EXTRACTED MATERIAL =>
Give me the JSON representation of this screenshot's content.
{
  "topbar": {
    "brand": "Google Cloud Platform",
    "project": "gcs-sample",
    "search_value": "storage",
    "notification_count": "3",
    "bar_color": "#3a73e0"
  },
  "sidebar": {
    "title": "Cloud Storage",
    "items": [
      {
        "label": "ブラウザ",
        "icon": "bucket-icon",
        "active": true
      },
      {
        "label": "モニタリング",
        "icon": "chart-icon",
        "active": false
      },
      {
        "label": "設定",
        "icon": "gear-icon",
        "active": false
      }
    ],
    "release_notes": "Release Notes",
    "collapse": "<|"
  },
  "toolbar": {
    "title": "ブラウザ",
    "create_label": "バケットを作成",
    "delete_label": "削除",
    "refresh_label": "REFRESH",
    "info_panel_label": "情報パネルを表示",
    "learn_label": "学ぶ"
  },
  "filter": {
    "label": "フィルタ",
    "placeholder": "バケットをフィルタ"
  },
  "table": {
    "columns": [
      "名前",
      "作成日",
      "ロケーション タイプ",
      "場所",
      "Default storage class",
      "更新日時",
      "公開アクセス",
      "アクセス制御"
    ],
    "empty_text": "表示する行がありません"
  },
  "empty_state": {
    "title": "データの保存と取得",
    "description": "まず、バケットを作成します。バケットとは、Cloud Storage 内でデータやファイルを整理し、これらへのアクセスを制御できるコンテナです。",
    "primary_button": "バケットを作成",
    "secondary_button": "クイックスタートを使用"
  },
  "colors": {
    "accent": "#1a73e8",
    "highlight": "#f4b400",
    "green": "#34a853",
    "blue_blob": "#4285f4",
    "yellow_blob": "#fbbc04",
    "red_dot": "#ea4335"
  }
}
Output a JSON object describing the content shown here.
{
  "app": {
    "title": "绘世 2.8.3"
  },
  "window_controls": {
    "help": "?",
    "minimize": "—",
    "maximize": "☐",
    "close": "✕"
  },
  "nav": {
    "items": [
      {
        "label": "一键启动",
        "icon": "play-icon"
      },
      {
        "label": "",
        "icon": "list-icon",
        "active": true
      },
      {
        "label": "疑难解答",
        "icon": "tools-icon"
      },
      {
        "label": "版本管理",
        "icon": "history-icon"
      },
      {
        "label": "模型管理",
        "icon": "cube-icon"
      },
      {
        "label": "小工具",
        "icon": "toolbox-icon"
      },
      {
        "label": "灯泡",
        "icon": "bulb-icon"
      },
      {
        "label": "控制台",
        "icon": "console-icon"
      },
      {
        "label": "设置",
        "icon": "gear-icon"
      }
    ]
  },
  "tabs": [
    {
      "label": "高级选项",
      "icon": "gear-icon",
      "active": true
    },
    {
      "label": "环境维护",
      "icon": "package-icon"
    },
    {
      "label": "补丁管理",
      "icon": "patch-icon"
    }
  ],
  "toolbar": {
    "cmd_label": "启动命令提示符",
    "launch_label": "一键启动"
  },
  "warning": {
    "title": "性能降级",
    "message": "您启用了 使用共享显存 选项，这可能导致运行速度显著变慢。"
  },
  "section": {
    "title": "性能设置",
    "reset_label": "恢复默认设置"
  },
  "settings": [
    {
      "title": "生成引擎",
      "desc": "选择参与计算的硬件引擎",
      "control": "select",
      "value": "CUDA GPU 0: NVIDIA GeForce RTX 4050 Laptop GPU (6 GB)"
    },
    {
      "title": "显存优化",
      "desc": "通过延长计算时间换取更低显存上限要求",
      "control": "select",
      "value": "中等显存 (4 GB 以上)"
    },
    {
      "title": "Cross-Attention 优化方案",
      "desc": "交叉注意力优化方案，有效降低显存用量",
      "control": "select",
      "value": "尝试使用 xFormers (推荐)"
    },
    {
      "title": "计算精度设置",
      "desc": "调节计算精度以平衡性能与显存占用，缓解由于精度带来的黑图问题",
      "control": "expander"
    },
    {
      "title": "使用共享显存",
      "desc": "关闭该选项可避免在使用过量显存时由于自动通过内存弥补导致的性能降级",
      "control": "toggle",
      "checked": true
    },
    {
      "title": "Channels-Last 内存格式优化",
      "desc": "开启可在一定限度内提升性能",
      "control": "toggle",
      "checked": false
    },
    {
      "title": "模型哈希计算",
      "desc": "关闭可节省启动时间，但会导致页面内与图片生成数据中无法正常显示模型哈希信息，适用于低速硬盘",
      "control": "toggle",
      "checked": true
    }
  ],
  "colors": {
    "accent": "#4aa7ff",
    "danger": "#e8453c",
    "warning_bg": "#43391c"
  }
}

GOAL OF THE EXERCISE => Return every line exactly.

RESPONSE =>
Give me the JSON representation of this screenshot's content.
{
  "topbar": {
    "brand": "Google Cloud Platform",
    "project": "gcs-sample",
    "search_value": "storage",
    "notification_count": "3",
    "bar_color": "#3a73e0"
  },
  "sidebar": {
    "title": "Cloud Storage",
    "items": [
      {
        "label": "ブラウザ",
        "icon": "bucket-icon",
        "active": true
      },
      {
        "label": "モニタリング",
        "icon": "chart-icon",
        "active": false
      },
      {
        "label": "設定",
        "icon": "gear-icon",
        "active": false
      }
    ],
    "release_notes": "Release Notes",
    "collapse": "<|"
  },
  "toolbar": {
    "title": "ブラウザ",
    "create_label": "バケットを作成",
    "delete_label": "削除",
    "refresh_label": "REFRESH",
    "info_panel_label": "情報パネルを表示",
    "learn_label": "学ぶ"
  },
  "filter": {
    "label": "フィルタ",
    "placeholder": "バケットをフィルタ"
  },
  "table": {
    "columns": [
      "名前",
      "作成日",
      "ロケーション タイプ",
      "場所",
      "Default storage class",
      "更新日時",
      "公開アクセス",
      "アクセス制御"
    ],
    "empty_text": "表示する行がありません"
  },
  "empty_state": {
    "title": "データの保存と取得",
    "description": "まず、バケットを作成します。バケットとは、Cloud Storage 内でデータやファイルを整理し、これらへのアクセスを制御できるコンテナです。",
    "primary_button": "バケットを作成",
    "secondary_button": "クイックスタートを使用"
  },
  "colors": {
    "accent": "#1a73e8",
    "highlight": "#f4b400",
    "green": "#34a853",
    "blue_blob": "#4285f4",
    "yellow_blob": "#fbbc04",
    "red_dot": "#ea4335"
  }
}
Output a JSON object describing the content shown here.
{
  "app": {
    "title": "绘世 2.8.3"
  },
  "window_controls": {
    "help": "?",
    "minimize": "—",
    "maximize": "☐",
    "close": "✕"
  },
  "nav": {
    "items": [
      {
        "label": "一键启动",
        "icon": "play-icon"
      },
      {
        "label": "",
        "icon": "list-icon",
        "active": true
      },
      {
        "label": "疑难解答",
        "icon": "tools-icon"
      },
      {
        "label": "版本管理",
        "icon": "history-icon"
      },
      {
        "label": "模型管理",
        "icon": "cube-icon"
      },
      {
        "label": "小工具",
        "icon": "toolbox-icon"
      },
      {
        "label": "灯泡",
        "icon": "bulb-icon"
      },
      {
        "label": "控制台",
        "icon": "console-icon"
      },
      {
        "label": "设置",
        "icon": "gear-icon"
      }
    ]
  },
  "tabs": [
    {
      "label": "高级选项",
      "icon": "gear-icon",
      "active": true
    },
    {
      "label": "环境维护",
      "icon": "package-icon"
    },
    {
      "label": "补丁管理",
      "icon": "patch-icon"
    }
  ],
  "toolbar": {
    "cmd_label": "启动命令提示符",
    "launch_label": "一键启动"
  },
  "warning": {
    "title": "性能降级",
    "message": "您启用了 使用共享显存 选项，这可能导致运行速度显著变慢。"
  },
  "section": {
    "title": "性能设置",
    "reset_label": "恢复默认设置"
  },
  "settings": [
    {
      "title": "生成引擎",
      "desc": "选择参与计算的硬件引擎",
      "control": "select",
      "value": "CUDA GPU 0: NVIDIA GeForce RTX 4050 Laptop GPU (6 GB)"
    },
    {
      "title": "显存优化",
      "desc": "通过延长计算时间换取更低显存上限要求",
      "control": "select",
      "value": "中等显存 (4 GB 以上)"
    },
    {
      "title": "Cross-Attention 优化方案",
      "desc": "交叉注意力优化方案，有效降低显存用量",
      "control": "select",
      "value": "尝试使用 xFormers (推荐)"
    },
    {
      "title": "计算精度设置",
      "desc": "调节计算精度以平衡性能与显存占用，缓解由于精度带来的黑图问题",
      "control": "expander"
    },
    {
      "title": "使用共享显存",
      "desc": "关闭该选项可避免在使用过量显存时由于自动通过内存弥补导致的性能降级",
      "control": "toggle",
      "checked": true
    },
    {
      "title": "Channels-Last 内存格式优化",
      "desc": "开启可在一定限度内提升性能",
      "control": "toggle",
      "checked": false
    },
    {
      "title": "模型哈希计算",
      "desc": "关闭可节省启动时间，但会导致页面内与图片生成数据中无法正常显示模型哈希信息，适用于低速硬盘",
      "control": "toggle",
      "checked": true
    }
  ],
  "colors": {
    "accent": "#4aa7ff",
    "danger": "#e8453c",
    "warning_bg": "#43391c"
  }
}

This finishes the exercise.